Problem
Within the records below, find each line that holds the string "this", then copy it.

++++ Supplied material ++++

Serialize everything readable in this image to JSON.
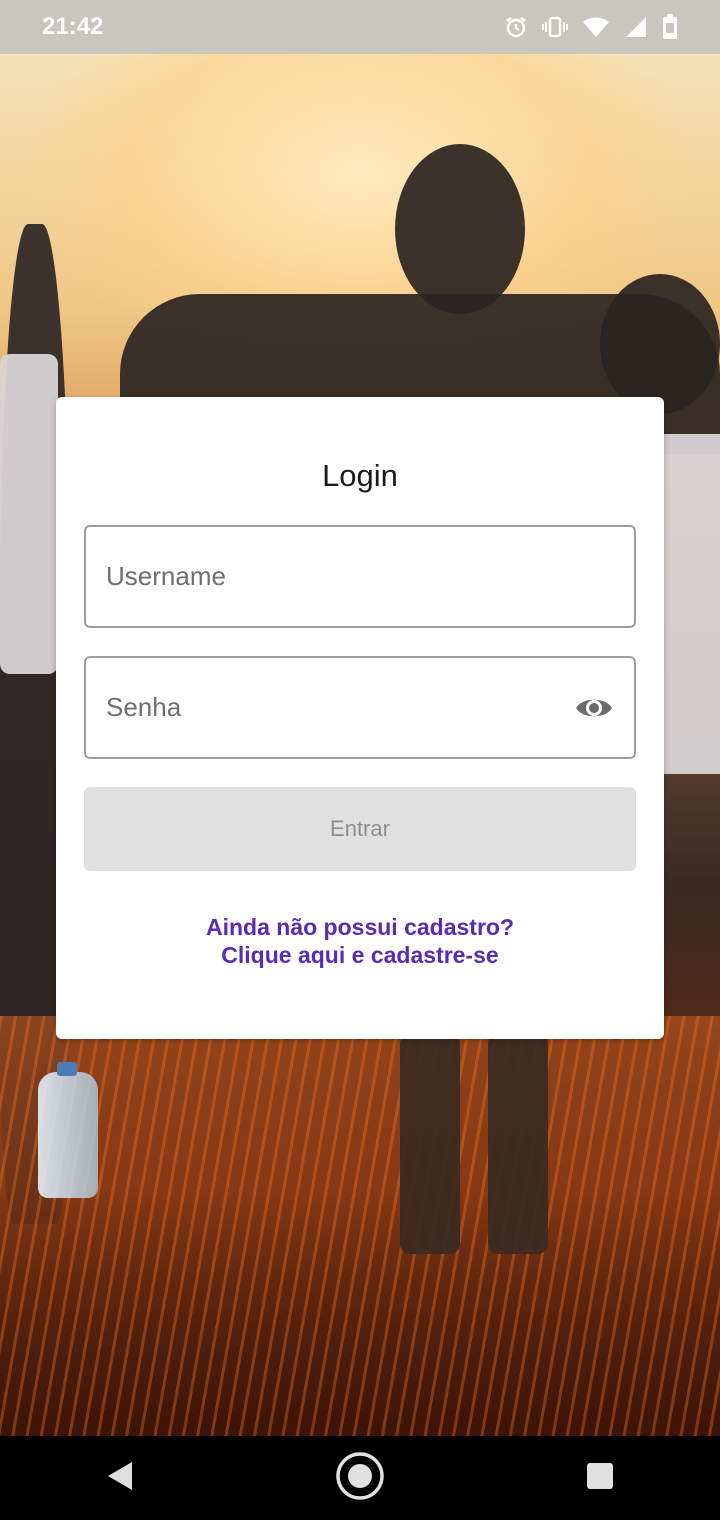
{
  "status_bar": {
    "time": "21:42",
    "icons": [
      "alarm-icon",
      "vibrate-icon",
      "wifi-icon",
      "signal-icon",
      "battery-icon"
    ]
  },
  "login": {
    "title": "Login",
    "username_placeholder": "Username",
    "password_placeholder": "Senha",
    "submit_label": "Entrar",
    "signup_line1": "Ainda não possui cadastro?",
    "signup_line2": "Clique aqui e cadastre-se"
  },
  "nav_bar": {
    "buttons": [
      "back-icon",
      "home-icon",
      "recents-icon"
    ]
  },
  "colors": {
    "accent_link": "#5b2bb5",
    "button_disabled_bg": "#e0e0e0",
    "button_disabled_text": "#8e8e8e"
  }
}
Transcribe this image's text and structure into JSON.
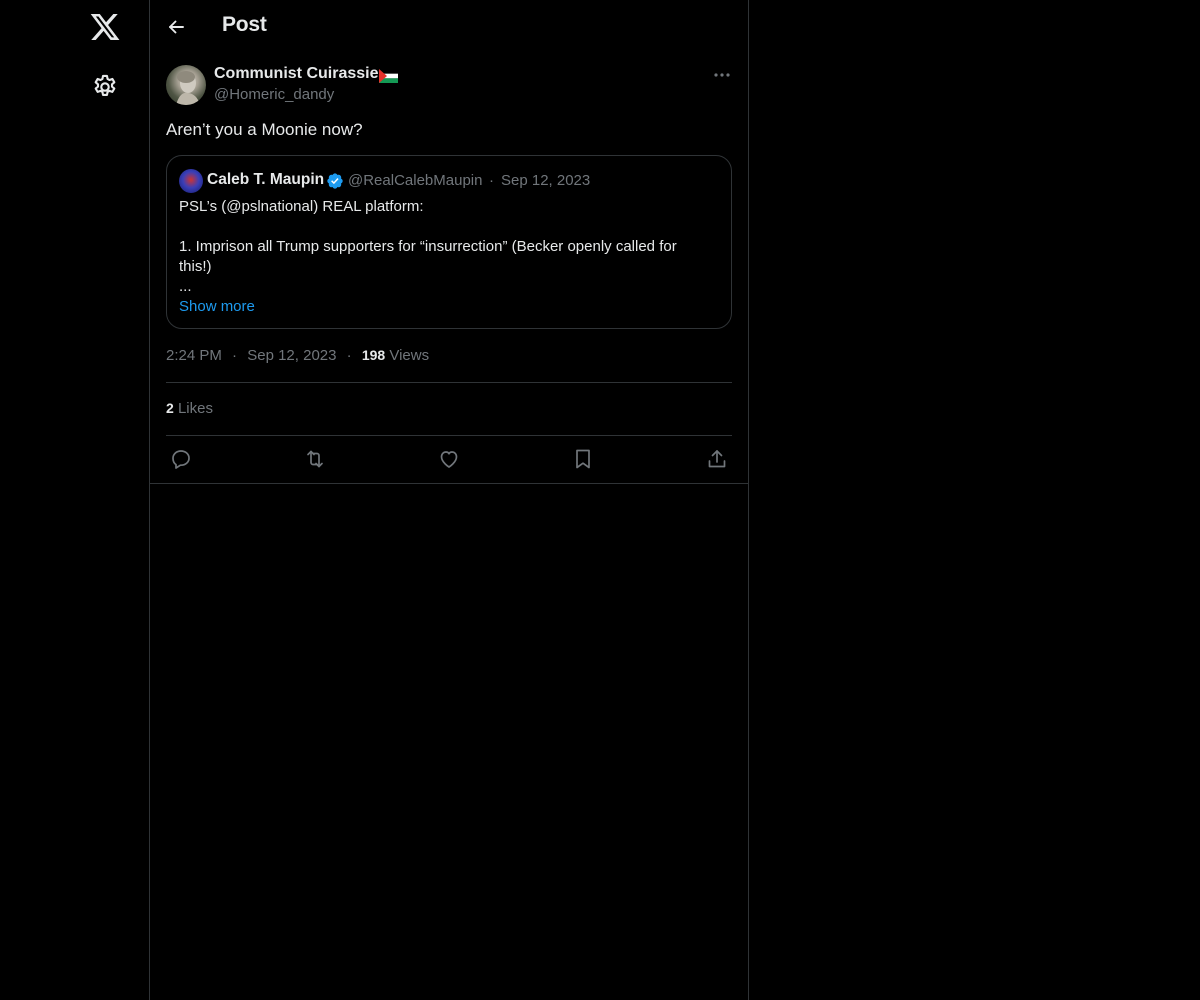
{
  "nav": {
    "logo_icon": "x-logo-icon",
    "settings_icon": "gear-icon"
  },
  "header": {
    "title": "Post",
    "back_icon": "arrow-left-icon"
  },
  "post": {
    "author_name": "Communist Cuirassier",
    "author_flag_icon": "flag-icon",
    "author_handle": "@Homeric_dandy",
    "text": "Aren’t you a Moonie now?",
    "time": "2:24 PM",
    "separator": "·",
    "date": "Sep 12, 2023",
    "views_count": "198",
    "views_label": "Views",
    "likes_count": "2",
    "likes_label": "Likes"
  },
  "quote": {
    "name": "Caleb T. Maupin",
    "handle": "@RealCalebMaupin",
    "separator": "·",
    "date": "Sep 12, 2023",
    "lines": [
      "PSL’s (@pslnational)  REAL platform:",
      "1. Imprison all Trump supporters for “insurrection” (Becker openly called for",
      "this!)",
      "..."
    ],
    "show_more": "Show more"
  },
  "colors": {
    "background": "#000000",
    "text": "#e7e9ea",
    "muted": "#71767b",
    "border": "#2f3336",
    "link": "#1d9bf0"
  }
}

++++

In response
Serialize everything readable in this image to JSON.
Transcribe this image's text and structure into JSON.
      "this!)",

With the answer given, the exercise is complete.